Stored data
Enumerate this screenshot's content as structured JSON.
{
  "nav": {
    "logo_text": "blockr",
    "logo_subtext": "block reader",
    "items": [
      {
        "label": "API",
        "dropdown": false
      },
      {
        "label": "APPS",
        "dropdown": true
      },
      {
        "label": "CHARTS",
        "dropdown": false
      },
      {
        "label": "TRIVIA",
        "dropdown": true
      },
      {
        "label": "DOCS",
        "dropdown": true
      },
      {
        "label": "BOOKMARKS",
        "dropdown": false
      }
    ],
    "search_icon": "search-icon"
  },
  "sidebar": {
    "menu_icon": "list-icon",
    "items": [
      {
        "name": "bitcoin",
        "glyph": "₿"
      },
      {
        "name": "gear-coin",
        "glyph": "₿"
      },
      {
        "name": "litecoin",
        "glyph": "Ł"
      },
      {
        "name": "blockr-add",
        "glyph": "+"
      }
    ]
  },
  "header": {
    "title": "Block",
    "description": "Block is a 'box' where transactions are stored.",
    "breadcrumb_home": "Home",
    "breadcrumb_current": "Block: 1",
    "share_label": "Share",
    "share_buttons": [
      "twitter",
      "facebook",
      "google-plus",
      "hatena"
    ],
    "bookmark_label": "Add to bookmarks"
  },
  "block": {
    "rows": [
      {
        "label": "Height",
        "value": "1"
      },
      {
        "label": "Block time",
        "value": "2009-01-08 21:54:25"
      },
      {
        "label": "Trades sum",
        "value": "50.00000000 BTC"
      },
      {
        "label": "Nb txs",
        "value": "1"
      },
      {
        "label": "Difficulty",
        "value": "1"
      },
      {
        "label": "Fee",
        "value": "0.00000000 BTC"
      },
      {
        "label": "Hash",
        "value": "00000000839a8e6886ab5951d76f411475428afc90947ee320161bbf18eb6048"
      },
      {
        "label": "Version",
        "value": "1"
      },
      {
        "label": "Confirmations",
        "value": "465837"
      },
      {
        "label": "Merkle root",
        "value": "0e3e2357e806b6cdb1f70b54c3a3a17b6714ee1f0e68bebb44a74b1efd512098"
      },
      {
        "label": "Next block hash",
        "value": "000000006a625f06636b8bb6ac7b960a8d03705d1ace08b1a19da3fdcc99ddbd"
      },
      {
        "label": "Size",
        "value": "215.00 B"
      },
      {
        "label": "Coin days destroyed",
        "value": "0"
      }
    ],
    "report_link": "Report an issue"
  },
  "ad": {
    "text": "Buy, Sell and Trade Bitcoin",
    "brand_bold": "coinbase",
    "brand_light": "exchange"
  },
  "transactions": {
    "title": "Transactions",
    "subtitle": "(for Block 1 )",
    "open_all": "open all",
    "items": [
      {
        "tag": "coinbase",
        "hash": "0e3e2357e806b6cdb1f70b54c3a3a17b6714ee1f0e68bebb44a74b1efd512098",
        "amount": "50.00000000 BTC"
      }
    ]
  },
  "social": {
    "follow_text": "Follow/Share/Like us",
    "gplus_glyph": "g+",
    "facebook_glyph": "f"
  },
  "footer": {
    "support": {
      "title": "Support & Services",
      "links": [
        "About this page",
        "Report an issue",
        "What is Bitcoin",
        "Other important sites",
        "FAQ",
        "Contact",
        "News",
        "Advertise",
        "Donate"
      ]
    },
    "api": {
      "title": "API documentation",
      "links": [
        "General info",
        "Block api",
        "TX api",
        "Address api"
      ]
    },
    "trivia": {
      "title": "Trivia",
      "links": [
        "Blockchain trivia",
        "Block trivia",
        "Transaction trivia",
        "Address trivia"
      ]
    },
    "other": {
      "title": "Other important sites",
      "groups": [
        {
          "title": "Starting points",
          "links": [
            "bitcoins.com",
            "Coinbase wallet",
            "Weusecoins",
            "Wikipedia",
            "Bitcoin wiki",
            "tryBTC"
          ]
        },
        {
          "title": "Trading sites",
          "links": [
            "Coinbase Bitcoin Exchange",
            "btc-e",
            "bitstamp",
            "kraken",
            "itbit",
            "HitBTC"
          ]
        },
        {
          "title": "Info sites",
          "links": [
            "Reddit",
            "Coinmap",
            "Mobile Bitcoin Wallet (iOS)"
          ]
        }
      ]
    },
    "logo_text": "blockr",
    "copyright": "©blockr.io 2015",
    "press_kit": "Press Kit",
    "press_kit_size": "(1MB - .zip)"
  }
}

* * *

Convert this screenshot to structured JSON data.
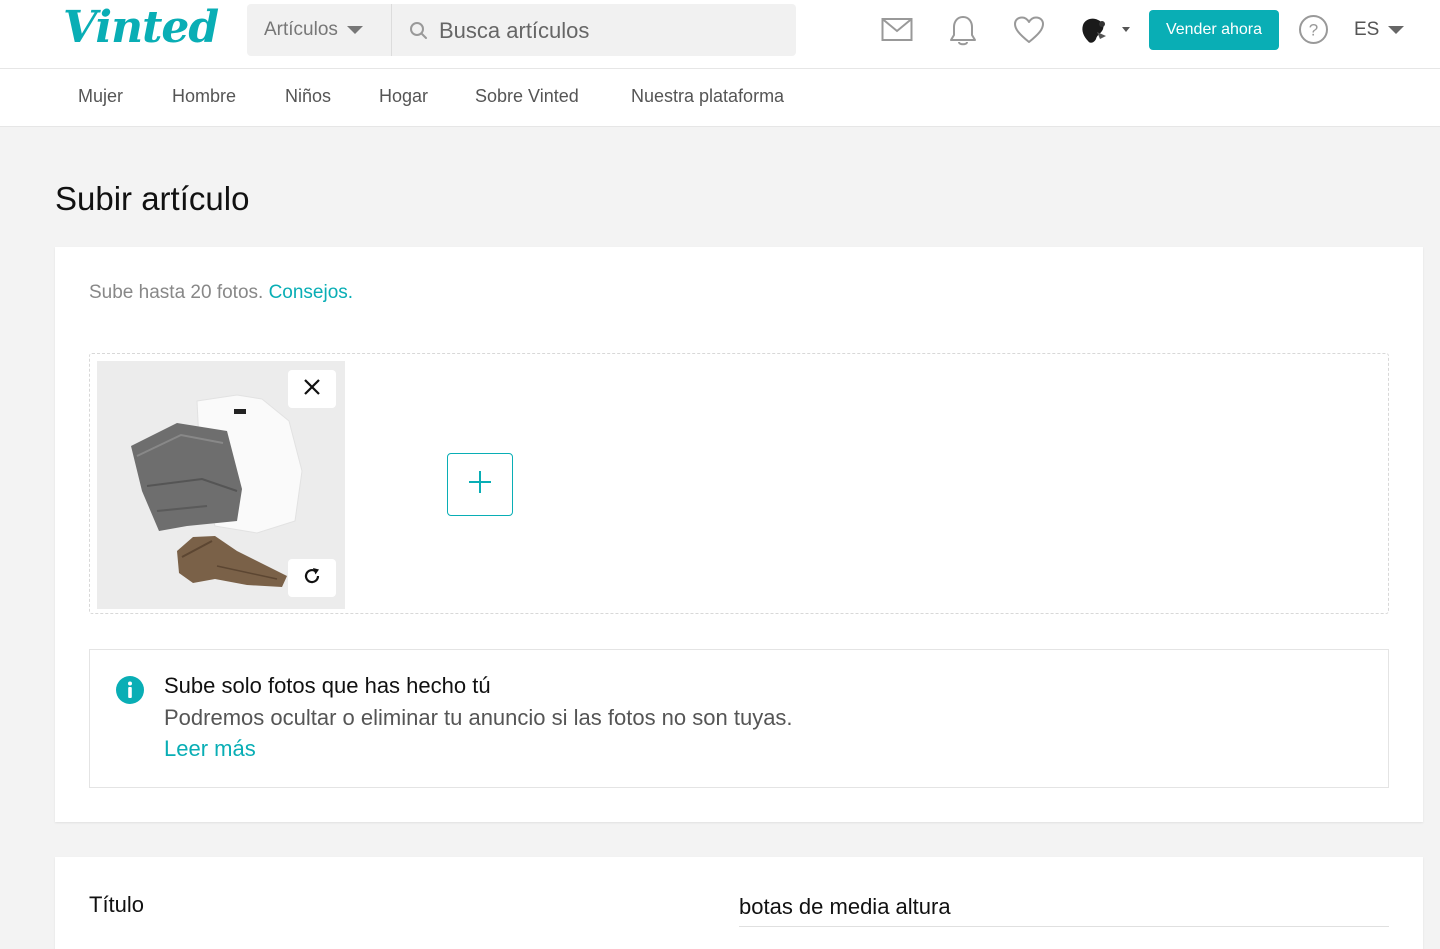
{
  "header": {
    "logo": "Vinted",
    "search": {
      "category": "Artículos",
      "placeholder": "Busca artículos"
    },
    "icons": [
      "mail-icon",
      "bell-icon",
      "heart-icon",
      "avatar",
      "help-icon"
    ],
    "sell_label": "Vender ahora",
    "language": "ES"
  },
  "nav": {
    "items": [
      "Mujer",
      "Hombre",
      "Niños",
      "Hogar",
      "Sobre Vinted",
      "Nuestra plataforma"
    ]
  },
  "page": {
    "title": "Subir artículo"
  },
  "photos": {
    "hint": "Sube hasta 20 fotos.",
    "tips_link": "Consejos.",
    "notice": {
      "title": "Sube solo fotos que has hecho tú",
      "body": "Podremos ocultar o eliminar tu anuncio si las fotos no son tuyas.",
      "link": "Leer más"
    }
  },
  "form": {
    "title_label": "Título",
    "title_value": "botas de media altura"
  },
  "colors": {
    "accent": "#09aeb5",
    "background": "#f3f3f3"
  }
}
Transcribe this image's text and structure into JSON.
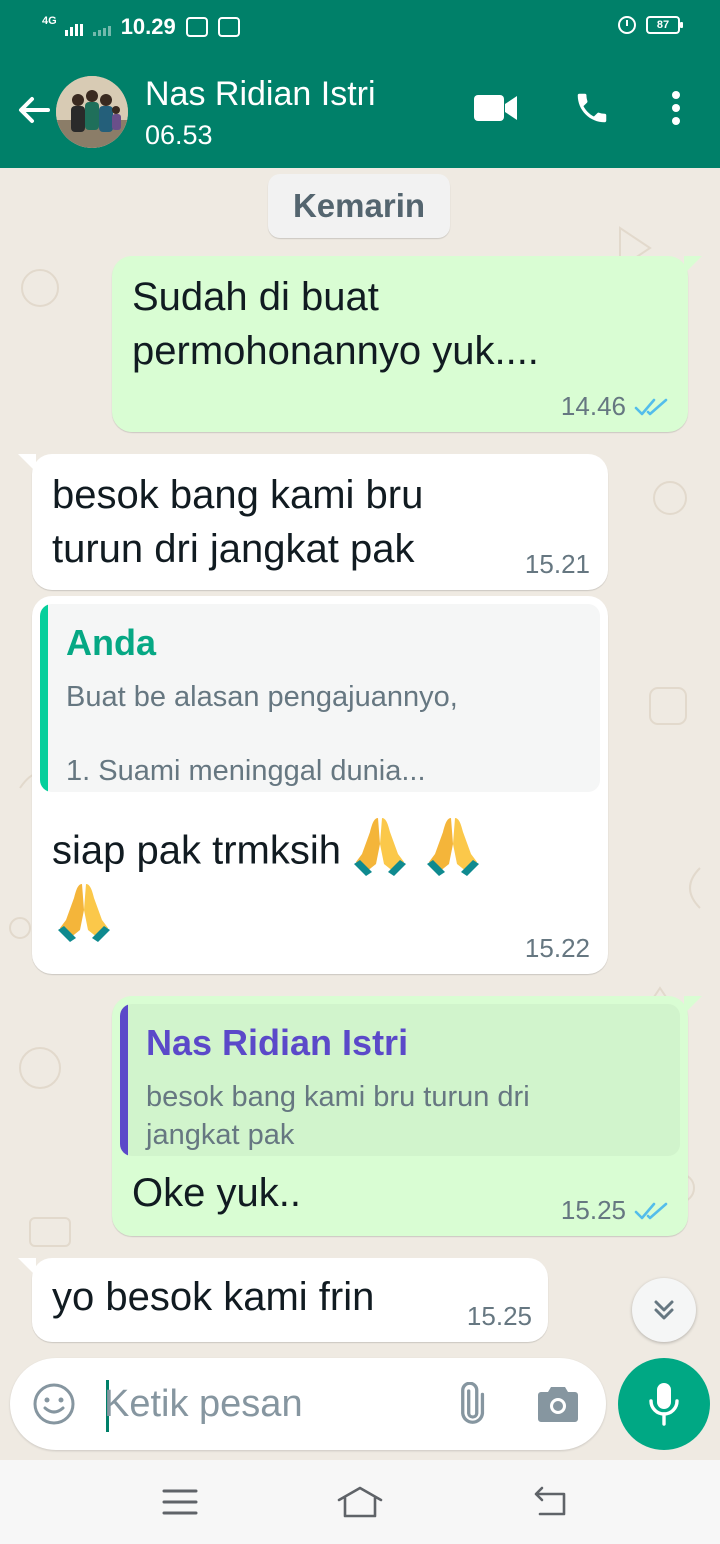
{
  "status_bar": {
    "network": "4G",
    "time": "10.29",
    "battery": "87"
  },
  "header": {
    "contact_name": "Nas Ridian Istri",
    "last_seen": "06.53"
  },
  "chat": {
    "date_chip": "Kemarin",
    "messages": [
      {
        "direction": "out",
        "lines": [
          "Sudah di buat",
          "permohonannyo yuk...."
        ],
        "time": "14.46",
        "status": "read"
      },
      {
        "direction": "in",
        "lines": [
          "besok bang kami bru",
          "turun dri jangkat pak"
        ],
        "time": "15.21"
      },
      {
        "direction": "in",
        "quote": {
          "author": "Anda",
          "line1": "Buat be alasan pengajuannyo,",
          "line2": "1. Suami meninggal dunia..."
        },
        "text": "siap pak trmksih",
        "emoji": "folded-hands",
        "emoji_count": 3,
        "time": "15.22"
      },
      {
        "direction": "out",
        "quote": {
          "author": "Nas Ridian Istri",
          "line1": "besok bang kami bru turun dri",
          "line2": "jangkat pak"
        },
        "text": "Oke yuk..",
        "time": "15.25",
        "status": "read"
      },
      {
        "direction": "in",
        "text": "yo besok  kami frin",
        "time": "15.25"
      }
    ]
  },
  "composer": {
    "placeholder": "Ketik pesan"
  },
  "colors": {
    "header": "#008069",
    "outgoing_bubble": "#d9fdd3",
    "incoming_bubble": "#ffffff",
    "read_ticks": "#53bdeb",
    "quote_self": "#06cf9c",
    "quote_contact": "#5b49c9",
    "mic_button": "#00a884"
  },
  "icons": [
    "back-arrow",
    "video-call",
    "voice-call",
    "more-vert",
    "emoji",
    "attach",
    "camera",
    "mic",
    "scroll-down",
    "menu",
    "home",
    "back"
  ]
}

---

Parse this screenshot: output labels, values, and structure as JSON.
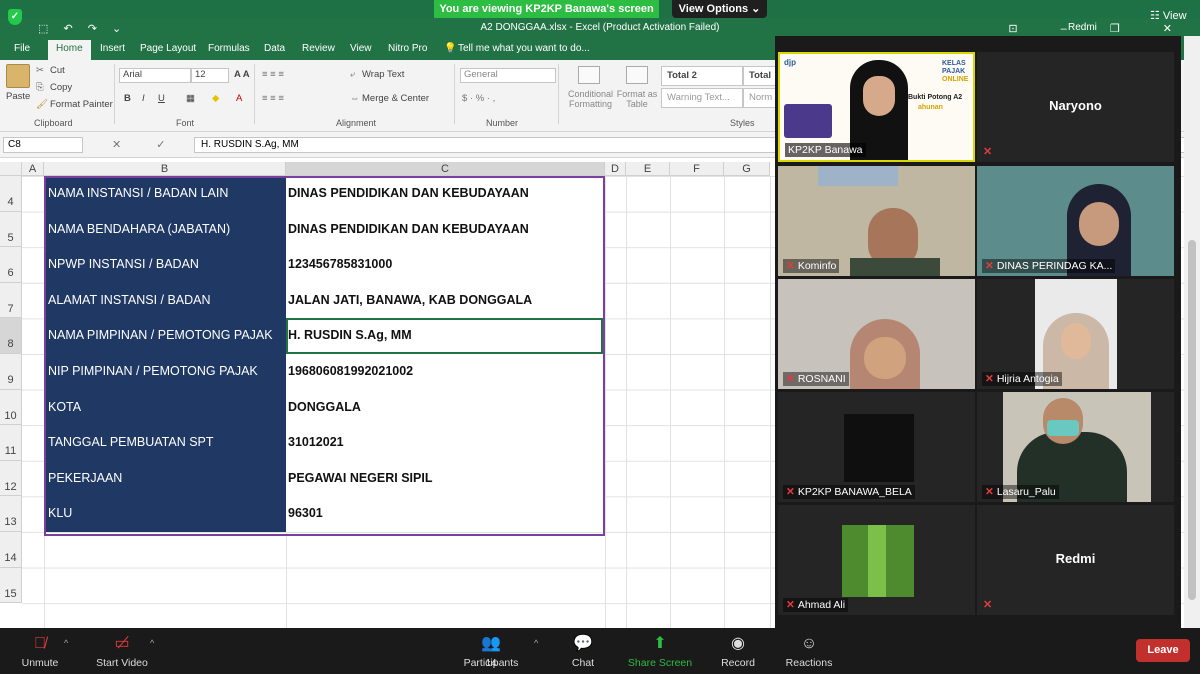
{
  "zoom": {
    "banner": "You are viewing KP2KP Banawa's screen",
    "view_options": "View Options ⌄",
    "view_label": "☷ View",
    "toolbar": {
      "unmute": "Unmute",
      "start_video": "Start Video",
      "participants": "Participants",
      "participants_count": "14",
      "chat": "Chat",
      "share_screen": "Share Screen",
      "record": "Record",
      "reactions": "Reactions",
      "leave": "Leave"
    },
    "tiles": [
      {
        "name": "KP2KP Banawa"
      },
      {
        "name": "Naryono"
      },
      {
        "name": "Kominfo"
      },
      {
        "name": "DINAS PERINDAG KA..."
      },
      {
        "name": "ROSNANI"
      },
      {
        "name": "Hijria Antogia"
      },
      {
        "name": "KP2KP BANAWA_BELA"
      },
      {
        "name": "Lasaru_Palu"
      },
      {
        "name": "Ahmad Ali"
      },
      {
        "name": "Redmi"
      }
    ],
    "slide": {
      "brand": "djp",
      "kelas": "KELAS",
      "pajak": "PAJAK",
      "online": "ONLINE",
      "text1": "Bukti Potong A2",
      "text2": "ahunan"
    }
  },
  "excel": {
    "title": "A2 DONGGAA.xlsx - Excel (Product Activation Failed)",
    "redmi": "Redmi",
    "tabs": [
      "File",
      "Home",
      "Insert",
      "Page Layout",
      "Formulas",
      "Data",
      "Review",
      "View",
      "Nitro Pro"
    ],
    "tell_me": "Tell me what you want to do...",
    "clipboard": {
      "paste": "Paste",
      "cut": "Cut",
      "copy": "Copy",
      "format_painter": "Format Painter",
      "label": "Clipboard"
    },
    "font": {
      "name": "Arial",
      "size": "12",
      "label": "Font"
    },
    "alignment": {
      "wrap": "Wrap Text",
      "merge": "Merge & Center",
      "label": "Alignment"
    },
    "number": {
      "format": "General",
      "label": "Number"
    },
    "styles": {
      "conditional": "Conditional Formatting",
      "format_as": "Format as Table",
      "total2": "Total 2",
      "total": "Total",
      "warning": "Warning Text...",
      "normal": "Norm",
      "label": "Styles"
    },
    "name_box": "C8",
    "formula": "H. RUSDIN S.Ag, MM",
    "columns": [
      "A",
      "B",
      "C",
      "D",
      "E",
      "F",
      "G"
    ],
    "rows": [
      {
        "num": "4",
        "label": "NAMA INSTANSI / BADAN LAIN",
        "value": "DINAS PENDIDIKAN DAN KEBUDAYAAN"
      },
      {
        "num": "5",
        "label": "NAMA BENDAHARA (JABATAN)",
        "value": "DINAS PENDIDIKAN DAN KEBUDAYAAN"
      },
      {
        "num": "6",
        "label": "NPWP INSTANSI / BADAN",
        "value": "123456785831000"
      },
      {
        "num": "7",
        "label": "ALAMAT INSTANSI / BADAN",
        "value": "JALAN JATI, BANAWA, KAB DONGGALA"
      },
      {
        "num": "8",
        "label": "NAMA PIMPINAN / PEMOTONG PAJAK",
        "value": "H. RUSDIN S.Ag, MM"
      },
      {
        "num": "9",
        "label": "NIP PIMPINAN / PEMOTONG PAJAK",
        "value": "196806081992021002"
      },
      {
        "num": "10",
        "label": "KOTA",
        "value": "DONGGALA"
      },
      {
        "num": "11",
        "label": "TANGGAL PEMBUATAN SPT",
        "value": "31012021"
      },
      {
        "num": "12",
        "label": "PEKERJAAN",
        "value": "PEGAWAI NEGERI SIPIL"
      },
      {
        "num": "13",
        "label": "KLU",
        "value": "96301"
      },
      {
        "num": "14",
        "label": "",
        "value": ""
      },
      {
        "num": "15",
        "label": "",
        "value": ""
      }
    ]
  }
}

What is asked: Reproduce each line of the entries in which the word "Report" is found.

Task result:
    "report_link": "Report an issue"
        "Report an issue",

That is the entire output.